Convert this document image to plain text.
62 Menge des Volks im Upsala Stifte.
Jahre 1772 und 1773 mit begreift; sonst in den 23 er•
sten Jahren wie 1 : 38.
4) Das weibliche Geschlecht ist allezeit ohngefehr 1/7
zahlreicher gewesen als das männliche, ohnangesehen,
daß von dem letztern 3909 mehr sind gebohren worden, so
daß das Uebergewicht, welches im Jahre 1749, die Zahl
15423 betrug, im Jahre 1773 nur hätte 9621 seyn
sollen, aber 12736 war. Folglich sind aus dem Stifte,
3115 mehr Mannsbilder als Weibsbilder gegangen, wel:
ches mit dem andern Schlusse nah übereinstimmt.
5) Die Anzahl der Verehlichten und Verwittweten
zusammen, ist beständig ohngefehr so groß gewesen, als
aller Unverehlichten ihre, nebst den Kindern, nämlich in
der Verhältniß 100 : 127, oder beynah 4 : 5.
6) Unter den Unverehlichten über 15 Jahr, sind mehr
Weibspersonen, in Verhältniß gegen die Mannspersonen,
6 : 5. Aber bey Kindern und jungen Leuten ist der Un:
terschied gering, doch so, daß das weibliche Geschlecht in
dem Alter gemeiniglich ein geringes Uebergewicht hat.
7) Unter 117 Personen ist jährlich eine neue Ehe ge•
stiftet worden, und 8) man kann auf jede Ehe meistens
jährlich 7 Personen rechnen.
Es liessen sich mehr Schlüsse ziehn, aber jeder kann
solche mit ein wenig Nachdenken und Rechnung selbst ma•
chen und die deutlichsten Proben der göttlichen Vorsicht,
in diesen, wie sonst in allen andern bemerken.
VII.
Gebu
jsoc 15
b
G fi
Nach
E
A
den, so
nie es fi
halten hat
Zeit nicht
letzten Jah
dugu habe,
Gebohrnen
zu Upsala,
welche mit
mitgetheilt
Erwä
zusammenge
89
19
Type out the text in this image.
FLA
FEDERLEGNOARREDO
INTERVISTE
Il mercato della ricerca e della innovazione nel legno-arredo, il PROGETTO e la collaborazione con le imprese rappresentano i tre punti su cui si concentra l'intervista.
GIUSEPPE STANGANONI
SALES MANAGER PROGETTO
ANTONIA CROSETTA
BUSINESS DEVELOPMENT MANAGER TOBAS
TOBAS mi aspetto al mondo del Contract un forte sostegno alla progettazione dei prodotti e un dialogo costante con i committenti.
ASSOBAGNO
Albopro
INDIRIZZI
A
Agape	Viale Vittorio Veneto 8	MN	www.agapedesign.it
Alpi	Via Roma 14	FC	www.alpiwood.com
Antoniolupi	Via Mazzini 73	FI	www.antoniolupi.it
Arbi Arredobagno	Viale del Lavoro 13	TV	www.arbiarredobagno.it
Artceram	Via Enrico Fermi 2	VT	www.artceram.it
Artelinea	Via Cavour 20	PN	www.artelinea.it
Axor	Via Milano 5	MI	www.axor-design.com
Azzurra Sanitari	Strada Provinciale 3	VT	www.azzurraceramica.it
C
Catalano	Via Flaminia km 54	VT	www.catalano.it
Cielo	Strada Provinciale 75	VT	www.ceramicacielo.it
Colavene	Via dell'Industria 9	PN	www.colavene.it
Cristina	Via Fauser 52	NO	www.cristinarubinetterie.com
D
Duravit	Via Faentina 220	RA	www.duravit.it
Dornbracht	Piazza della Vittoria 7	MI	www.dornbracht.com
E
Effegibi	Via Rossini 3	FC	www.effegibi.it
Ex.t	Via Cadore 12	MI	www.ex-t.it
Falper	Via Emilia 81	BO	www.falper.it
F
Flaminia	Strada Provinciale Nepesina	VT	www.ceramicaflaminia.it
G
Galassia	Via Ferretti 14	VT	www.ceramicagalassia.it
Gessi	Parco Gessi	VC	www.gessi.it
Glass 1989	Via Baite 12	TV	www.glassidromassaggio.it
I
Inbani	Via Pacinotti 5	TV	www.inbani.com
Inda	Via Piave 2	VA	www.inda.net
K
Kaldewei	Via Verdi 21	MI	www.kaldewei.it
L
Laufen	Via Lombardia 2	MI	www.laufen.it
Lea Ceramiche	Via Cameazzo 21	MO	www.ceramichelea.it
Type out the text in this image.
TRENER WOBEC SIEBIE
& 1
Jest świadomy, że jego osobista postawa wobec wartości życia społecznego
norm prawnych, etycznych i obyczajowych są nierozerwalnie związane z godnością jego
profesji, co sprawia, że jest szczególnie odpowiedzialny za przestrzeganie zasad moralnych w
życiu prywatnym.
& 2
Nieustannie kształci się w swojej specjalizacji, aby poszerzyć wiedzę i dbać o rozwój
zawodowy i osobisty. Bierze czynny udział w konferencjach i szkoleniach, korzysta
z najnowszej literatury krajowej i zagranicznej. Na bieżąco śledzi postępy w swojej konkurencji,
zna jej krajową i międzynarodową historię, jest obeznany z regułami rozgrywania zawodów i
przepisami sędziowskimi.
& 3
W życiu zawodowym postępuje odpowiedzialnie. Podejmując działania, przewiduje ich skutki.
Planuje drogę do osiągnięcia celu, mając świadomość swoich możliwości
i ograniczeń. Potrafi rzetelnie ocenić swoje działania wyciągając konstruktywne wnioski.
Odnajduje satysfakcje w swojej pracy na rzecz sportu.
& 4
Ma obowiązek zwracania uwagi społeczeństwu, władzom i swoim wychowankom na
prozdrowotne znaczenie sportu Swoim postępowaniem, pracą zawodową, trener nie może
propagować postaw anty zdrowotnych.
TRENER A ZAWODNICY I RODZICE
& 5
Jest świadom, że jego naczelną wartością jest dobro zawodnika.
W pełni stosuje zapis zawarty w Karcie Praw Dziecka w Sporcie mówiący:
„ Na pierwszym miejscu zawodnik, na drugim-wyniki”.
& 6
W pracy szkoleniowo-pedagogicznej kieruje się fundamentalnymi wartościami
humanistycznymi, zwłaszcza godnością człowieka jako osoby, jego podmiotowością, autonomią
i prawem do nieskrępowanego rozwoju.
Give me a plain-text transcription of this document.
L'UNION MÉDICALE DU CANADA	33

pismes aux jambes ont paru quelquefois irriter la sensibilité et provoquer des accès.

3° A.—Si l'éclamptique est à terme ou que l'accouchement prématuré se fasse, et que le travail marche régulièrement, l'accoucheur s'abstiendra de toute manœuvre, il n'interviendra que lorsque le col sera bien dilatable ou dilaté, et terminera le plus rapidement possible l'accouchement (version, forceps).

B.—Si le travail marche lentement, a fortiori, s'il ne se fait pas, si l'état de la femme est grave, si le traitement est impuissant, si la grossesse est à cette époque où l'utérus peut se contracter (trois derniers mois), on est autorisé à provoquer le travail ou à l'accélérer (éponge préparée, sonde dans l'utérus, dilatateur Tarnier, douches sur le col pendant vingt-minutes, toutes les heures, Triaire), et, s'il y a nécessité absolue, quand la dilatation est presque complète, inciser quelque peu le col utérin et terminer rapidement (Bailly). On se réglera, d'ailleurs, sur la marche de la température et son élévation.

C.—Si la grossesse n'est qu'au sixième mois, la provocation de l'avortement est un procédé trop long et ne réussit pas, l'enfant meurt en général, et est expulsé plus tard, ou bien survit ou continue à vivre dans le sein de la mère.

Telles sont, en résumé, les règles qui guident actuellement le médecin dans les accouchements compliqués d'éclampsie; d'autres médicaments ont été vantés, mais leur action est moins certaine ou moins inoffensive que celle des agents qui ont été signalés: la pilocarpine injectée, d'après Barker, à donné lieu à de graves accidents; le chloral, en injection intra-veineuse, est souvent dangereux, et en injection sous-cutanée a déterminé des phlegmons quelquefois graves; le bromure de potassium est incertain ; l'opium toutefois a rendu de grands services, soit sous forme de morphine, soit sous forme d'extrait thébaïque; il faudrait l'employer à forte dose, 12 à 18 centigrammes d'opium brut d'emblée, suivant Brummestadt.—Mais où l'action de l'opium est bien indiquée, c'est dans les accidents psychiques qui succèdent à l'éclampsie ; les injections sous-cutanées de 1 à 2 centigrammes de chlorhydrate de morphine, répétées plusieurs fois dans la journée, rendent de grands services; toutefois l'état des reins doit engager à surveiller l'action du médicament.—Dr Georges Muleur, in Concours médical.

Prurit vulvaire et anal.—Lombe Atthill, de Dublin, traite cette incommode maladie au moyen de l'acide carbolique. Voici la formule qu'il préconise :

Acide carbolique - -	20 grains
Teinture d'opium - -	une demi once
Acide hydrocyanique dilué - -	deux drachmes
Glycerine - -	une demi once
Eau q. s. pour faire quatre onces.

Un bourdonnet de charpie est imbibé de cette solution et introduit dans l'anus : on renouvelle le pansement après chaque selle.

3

+ + + + + + +

## Task goal
Give only the number of lines in the entries above that hold the string "mehr".

## Result for this exercise
4